◆ Request: Transcribe every entry word for word. Skip the pictures.

-- start Provided data --

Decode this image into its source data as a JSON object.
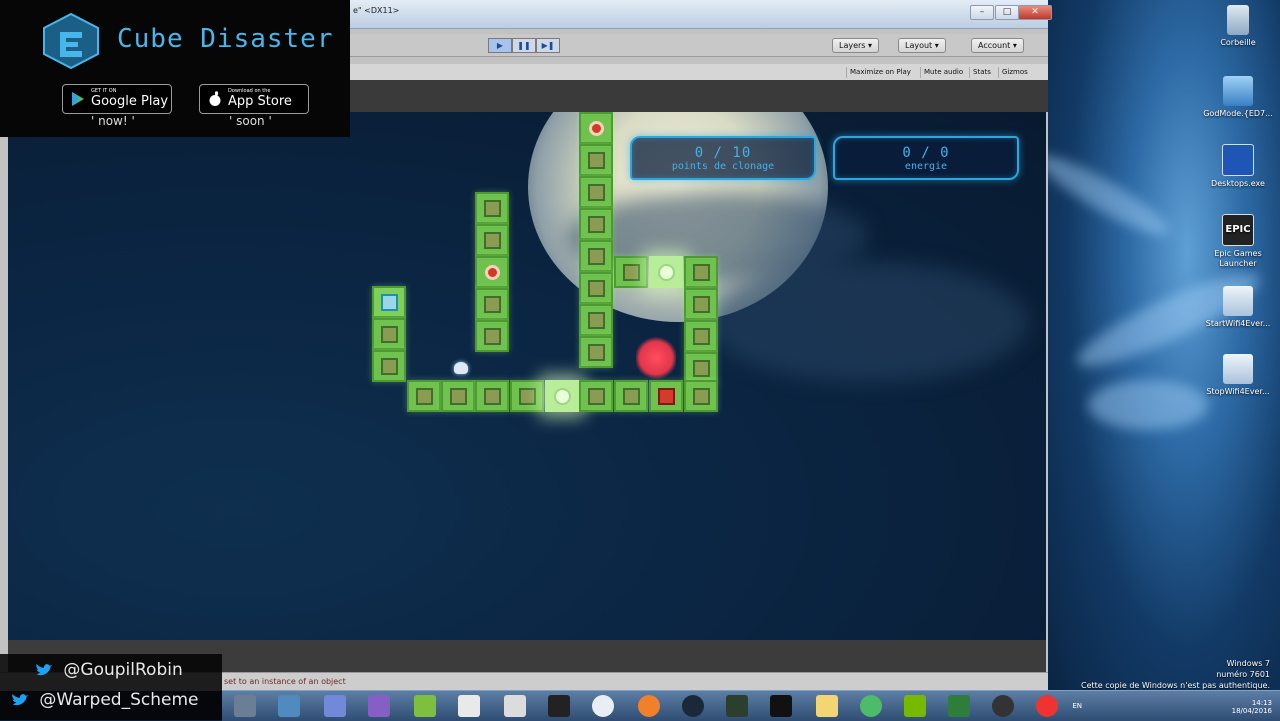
{
  "promo": {
    "game_name": "Cube Disaster",
    "google_play_small": "GET IT ON",
    "google_play_label": "Google Play",
    "google_play_tag": "' now! '",
    "app_store_small": "Download on the",
    "app_store_label": "App Store",
    "app_store_tag": "' soon '"
  },
  "social": {
    "handle_1": "@GoupilRobin",
    "handle_2": "@Warped_Scheme"
  },
  "unity": {
    "window_title": "e\" <DX11>",
    "toolbar": {
      "layers": "Layers",
      "layout": "Layout",
      "account": "Account"
    },
    "game_tab": {
      "maximize": "Maximize on Play",
      "mute": "Mute audio",
      "stats": "Stats",
      "gizmos": "Gizmos"
    },
    "status_message": "set to an instance of an object"
  },
  "hud": {
    "clone_value": "0 / 10",
    "clone_label": "points de clonage",
    "energy_value": "0 / 0",
    "energy_label": "energie"
  },
  "desktop": {
    "icons": [
      {
        "label": "Corbeille",
        "icon": "recycle-bin-icon"
      },
      {
        "label": "GodMode.{ED7...",
        "icon": "godmode-icon"
      },
      {
        "label": "Desktops.exe",
        "icon": "desktops-icon"
      },
      {
        "label": "Epic Games Launcher",
        "icon": "epic-games-icon"
      },
      {
        "label": "StartWifi4Ever...",
        "icon": "wifi-start-icon"
      },
      {
        "label": "StopWifi4Ever...",
        "icon": "wifi-stop-icon"
      }
    ],
    "windows_line_1": "Windows 7",
    "windows_line_2": "numéro 7601",
    "windows_line_3": "Cette copie de Windows n'est pas authentique."
  },
  "taskbar": {
    "lang": "EN",
    "time": "14:13",
    "date": "18/04/2016"
  },
  "colors": {
    "accent": "#47b6ea",
    "block": "#6fc24e",
    "hud": "#3fb3ea"
  }
}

-- end Provided data --

◆ Output:
Decode this image into its source data as a JSON object.
{
  "promo": {
    "game_name": "Cube Disaster",
    "google_play_small": "GET IT ON",
    "google_play_label": "Google Play",
    "google_play_tag": "' now! '",
    "app_store_small": "Download on the",
    "app_store_label": "App Store",
    "app_store_tag": "' soon '"
  },
  "social": {
    "handle_1": "@GoupilRobin",
    "handle_2": "@Warped_Scheme"
  },
  "unity": {
    "window_title": "e\" <DX11>",
    "toolbar": {
      "layers": "Layers",
      "layout": "Layout",
      "account": "Account"
    },
    "game_tab": {
      "maximize": "Maximize on Play",
      "mute": "Mute audio",
      "stats": "Stats",
      "gizmos": "Gizmos"
    },
    "status_message": "set to an instance of an object"
  },
  "hud": {
    "clone_value": "0 / 10",
    "clone_label": "points de clonage",
    "energy_value": "0 / 0",
    "energy_label": "energie"
  },
  "desktop": {
    "icons": [
      {
        "label": "Corbeille",
        "icon": "recycle-bin-icon"
      },
      {
        "label": "GodMode.{ED7...",
        "icon": "godmode-icon"
      },
      {
        "label": "Desktops.exe",
        "icon": "desktops-icon"
      },
      {
        "label": "Epic Games Launcher",
        "icon": "epic-games-icon"
      },
      {
        "label": "StartWifi4Ever...",
        "icon": "wifi-start-icon"
      },
      {
        "label": "StopWifi4Ever...",
        "icon": "wifi-stop-icon"
      }
    ],
    "windows_line_1": "Windows 7",
    "windows_line_2": "numéro 7601",
    "windows_line_3": "Cette copie de Windows n'est pas authentique."
  },
  "taskbar": {
    "lang": "EN",
    "time": "14:13",
    "date": "18/04/2016"
  },
  "colors": {
    "accent": "#47b6ea",
    "block": "#6fc24e",
    "hud": "#3fb3ea"
  }
}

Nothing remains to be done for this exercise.